### Your goal
Repeat each line of the material exactly.

# # # #

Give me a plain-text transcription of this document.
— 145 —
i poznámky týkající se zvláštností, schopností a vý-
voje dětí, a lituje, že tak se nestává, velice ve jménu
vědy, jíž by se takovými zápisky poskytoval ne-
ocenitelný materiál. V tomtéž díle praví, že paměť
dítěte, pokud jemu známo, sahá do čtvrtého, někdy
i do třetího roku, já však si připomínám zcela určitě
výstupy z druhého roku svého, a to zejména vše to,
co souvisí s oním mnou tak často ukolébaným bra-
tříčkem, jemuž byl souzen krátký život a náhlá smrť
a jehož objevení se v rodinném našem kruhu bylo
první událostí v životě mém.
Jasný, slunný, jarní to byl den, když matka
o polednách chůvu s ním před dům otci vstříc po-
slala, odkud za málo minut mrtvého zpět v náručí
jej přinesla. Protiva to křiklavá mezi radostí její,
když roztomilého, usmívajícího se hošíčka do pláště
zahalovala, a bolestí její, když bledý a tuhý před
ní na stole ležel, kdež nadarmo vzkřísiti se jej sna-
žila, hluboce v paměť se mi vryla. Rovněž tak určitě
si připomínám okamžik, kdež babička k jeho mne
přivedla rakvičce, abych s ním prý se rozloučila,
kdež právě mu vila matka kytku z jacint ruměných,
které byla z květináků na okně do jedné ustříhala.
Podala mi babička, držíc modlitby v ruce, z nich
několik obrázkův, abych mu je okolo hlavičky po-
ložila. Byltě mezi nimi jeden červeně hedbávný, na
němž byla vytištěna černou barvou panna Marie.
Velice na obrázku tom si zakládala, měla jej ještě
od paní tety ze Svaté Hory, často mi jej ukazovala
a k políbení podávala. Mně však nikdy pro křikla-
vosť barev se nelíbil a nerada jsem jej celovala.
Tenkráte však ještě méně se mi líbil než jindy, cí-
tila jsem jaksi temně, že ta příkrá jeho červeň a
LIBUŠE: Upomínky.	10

# # # #

### Task response
Give me a plain-text transcription of this document.
— 145 —
i poznámky týkající se zvláštností, schopností a vý-
voje dětí, a lituje, že tak se nestává, velice ve jménu
vědy, jíž by se takovými zápisky poskytoval ne-
ocenitelný materiál. V tomtéž díle praví, že paměť
dítěte, pokud jemu známo, sahá do čtvrtého, někdy
i do třetího roku, já však si připomínám zcela určitě
výstupy z druhého roku svého, a to zejména vše to,
co souvisí s oním mnou tak často ukolébaným bra-
tříčkem, jemuž byl souzen krátký život a náhlá smrť
a jehož objevení se v rodinném našem kruhu bylo
první událostí v životě mém.
Jasný, slunný, jarní to byl den, když matka
o polednách chůvu s ním před dům otci vstříc po-
slala, odkud za málo minut mrtvého zpět v náručí
jej přinesla. Protiva to křiklavá mezi radostí její,
když roztomilého, usmívajícího se hošíčka do pláště
zahalovala, a bolestí její, když bledý a tuhý před
ní na stole ležel, kdež nadarmo vzkřísiti se jej sna-
žila, hluboce v paměť se mi vryla. Rovněž tak určitě
si připomínám okamžik, kdež babička k jeho mne
přivedla rakvičce, abych s ním prý se rozloučila,
kdež právě mu vila matka kytku z jacint ruměných,
které byla z květináků na okně do jedné ustříhala.
Podala mi babička, držíc modlitby v ruce, z nich
několik obrázkův, abych mu je okolo hlavičky po-
ložila. Byltě mezi nimi jeden červeně hedbávný, na
němž byla vytištěna černou barvou panna Marie.
Velice na obrázku tom si zakládala, měla jej ještě
od paní tety ze Svaté Hory, často mi jej ukazovala
a k políbení podávala. Mně však nikdy pro křikla-
vosť barev se nelíbil a nerada jsem jej celovala.
Tenkráte však ještě méně se mi líbil než jindy, cí-
tila jsem jaksi temně, že ta příkrá jeho červeň a
LIBUŠE: Upomínky.	10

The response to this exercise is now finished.